- _Text extract_:

SEC vis-à-vis a corporation’s ultra vires acts
Credit to Author: KELVIN LESTER LEE | Date: Tue, 10 Dec 2019 18:05:30 +0000
The Securities and Exchange Commission (SEC), as the registrar and overseer of the corporate sector, is tasked to monitor and supervise corporations to ensure that the corporate vehicle is not used to defraud the investing public.
In this light, our corporate law provides a framework for what powers a corporation may exercise. The legislature retained the provisions of the old Corporation Code regarding ultra vires acts of corporations in Republic Act 11232, otherwise known as the “Revised Corporation Code” (RCC).
Section 44 of the RCC states: “No corporation shall possess or exercise corporate powers other than those conferred by this Code or by its articles of incorporation and except as necessary or incidental to the exercise of the powers conferred.”
The Supreme Court has also defined ultra vires in its roster of cases. In the case of Twin Towers Condominium vs. CA (G.R. 123552), the Supreme Court, citing Jose C. Vitug’s “Pandect of Commercial Law and Jurisprudences Law Book,” held that the term ultra vires pertains to an act done beyond the powers of the Corporation: “The term ultra vires refers to an act outside or beyond corporate powers, including those that may ostensibly be within such powers but are, by general or special laws, prohibited or declared illegal.”

- _Challenge 1_:
Translate this sentence from the ultra vires article into Spanish: "In this light, our corporate law provides a framework for what powers a corporation may exercise."
- _Challenge 2_:
According to the ultra vires article, by what other name is Republic Act 11232 known?
- _Challenge 3_:
Transcribe a passage of the ultra vires article word for word, beginning at the words "SEC vis-à-vis a" and stopping after "the investing public.".

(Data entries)
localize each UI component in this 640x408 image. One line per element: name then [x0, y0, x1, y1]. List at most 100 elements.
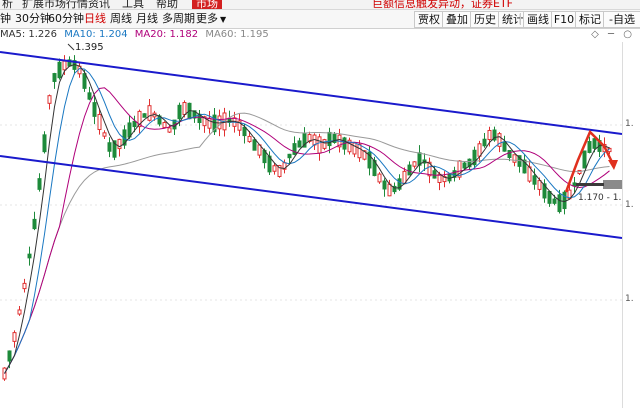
period-60min[interactable]: 60分钟	[48, 12, 84, 26]
candle	[582, 150, 587, 169]
candle	[592, 138, 597, 149]
candle	[247, 135, 252, 143]
ma20-value: MA20: 1.182	[134, 29, 199, 40]
high-marker	[67, 43, 75, 51]
period-multi[interactable]: 多周期	[162, 12, 195, 26]
candle	[462, 162, 467, 169]
ma-legend: MA5: 1.226 MA10: 1.204 MA20: 1.182 MA60:…	[0, 28, 273, 42]
candle	[502, 141, 507, 152]
candle	[547, 190, 552, 204]
candle	[102, 132, 107, 137]
chart-window-controls: ◇ ─ ○	[585, 29, 632, 40]
menu-notice[interactable]: 巨额信息触发异动，证券ETF	[372, 0, 513, 9]
candle	[207, 117, 212, 129]
menu-item-news[interactable]: 资讯	[88, 0, 110, 9]
candle	[47, 95, 52, 104]
axis-label-1: 1.	[625, 119, 634, 129]
candle	[252, 139, 257, 151]
candles	[2, 55, 612, 381]
menu-item-market[interactable]: 市场	[192, 0, 222, 9]
overlay-button[interactable]: 叠加	[442, 11, 472, 28]
menu-item-extended-market[interactable]: 扩展市场行情	[22, 0, 88, 9]
candle	[477, 143, 482, 157]
expand-icon[interactable]: ◇	[591, 29, 599, 40]
candle	[97, 113, 102, 131]
mark-button[interactable]: 标记	[575, 11, 605, 28]
candle	[52, 73, 57, 82]
candle	[507, 150, 512, 158]
candle	[587, 141, 592, 153]
ma20-line	[4, 87, 610, 374]
menu-bar: 析 扩展市场行情 资讯 工具 帮助 市场 巨额信息触发异动，证券ETF	[0, 0, 640, 10]
candle	[432, 170, 437, 179]
rights-button[interactable]: 贾权	[414, 11, 444, 28]
axis-label-3: 1.	[625, 294, 634, 304]
candle	[557, 194, 562, 213]
candle	[537, 180, 542, 190]
period-30min[interactable]: 30分钟	[15, 12, 51, 26]
candle	[127, 122, 132, 138]
candle	[297, 140, 302, 148]
watchlist-label: 自选	[612, 13, 635, 26]
candle	[62, 60, 67, 71]
candle	[22, 282, 27, 290]
candle	[317, 136, 322, 154]
candle	[327, 131, 332, 147]
candle	[142, 113, 147, 118]
candle	[17, 309, 22, 315]
candle	[242, 126, 247, 137]
chart-toolbar: 钟 30分钟 60分钟 日线 周线 月线 多周期 更多 ▼ 贾权 叠加 历史 统…	[0, 10, 640, 29]
red-arrow-head	[608, 160, 618, 170]
candle	[32, 218, 37, 230]
period-more[interactable]: 更多	[196, 12, 218, 26]
candle	[7, 350, 12, 362]
candle	[552, 198, 557, 204]
candle	[107, 142, 112, 152]
candle	[27, 253, 32, 259]
candle	[87, 92, 92, 100]
candle	[42, 134, 47, 153]
candle	[147, 105, 152, 121]
candle	[287, 153, 292, 159]
watchlist-button[interactable]: -自选	[603, 11, 640, 28]
candle	[357, 143, 362, 159]
candle	[387, 183, 392, 197]
menu-item-help[interactable]: 帮助	[156, 0, 178, 9]
ma60-value: MA60: 1.195	[205, 29, 269, 40]
candle	[12, 332, 17, 342]
current-price-tag	[603, 180, 622, 189]
candle	[37, 178, 42, 190]
period-monthly[interactable]: 月线	[136, 12, 158, 26]
minimize-icon[interactable]: ─	[608, 29, 614, 40]
candle	[167, 127, 172, 133]
draw-line-button[interactable]: 画线	[523, 11, 553, 28]
candle	[162, 122, 167, 128]
f10-button[interactable]: F10	[551, 11, 577, 28]
candle	[377, 173, 382, 183]
menu-item-analysis[interactable]: 析	[2, 0, 13, 9]
chevron-down-icon[interactable]: ▼	[220, 13, 226, 27]
menu-item-tools[interactable]: 工具	[122, 0, 144, 9]
candle	[322, 139, 327, 149]
candle	[562, 191, 567, 210]
candle	[412, 161, 417, 167]
period-daily[interactable]: 日线	[84, 12, 106, 26]
candle	[292, 143, 297, 155]
period-minute[interactable]: 钟	[0, 12, 11, 26]
period-weekly[interactable]: 周线	[110, 12, 132, 26]
high-price-label: 1.395	[75, 42, 104, 53]
history-button[interactable]: 历史	[470, 11, 500, 28]
axis-label-2: 1.	[625, 200, 634, 210]
low-price-label: 1.170 - 1.1	[578, 193, 622, 203]
toolbar-divider	[520, 13, 521, 25]
ma5-value: MA5: 1.226	[0, 29, 58, 40]
current-price-line	[576, 183, 604, 186]
candle	[482, 138, 487, 147]
close-icon[interactable]: ○	[623, 29, 632, 40]
candle	[182, 102, 187, 115]
candle	[57, 61, 62, 79]
candle	[132, 120, 137, 128]
candlestick-chart[interactable]: 1.395 1.170 - 1.1	[0, 42, 622, 408]
candle	[352, 142, 357, 155]
candle	[407, 164, 412, 176]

- _Written solution 1_:
En este sentido, nuestra ley de sociedades establece un marco sobre las facultades que puede ejercer una corporación.

- _Written solution 2_:
The "Revised Corporation Code" (RCC).

- _Written solution 3_:
SEC vis-à-vis a corporation’s ultra vires acts
Credit to Author: KELVIN LESTER LEE | Date: Tue, 10 Dec 2019 18:05:30 +0000
The Securities and Exchange Commission (SEC), as the registrar and overseer of the corporate sector, is tasked to monitor and supervise corporations to ensure that the corporate vehicle is not used to defraud the investing public.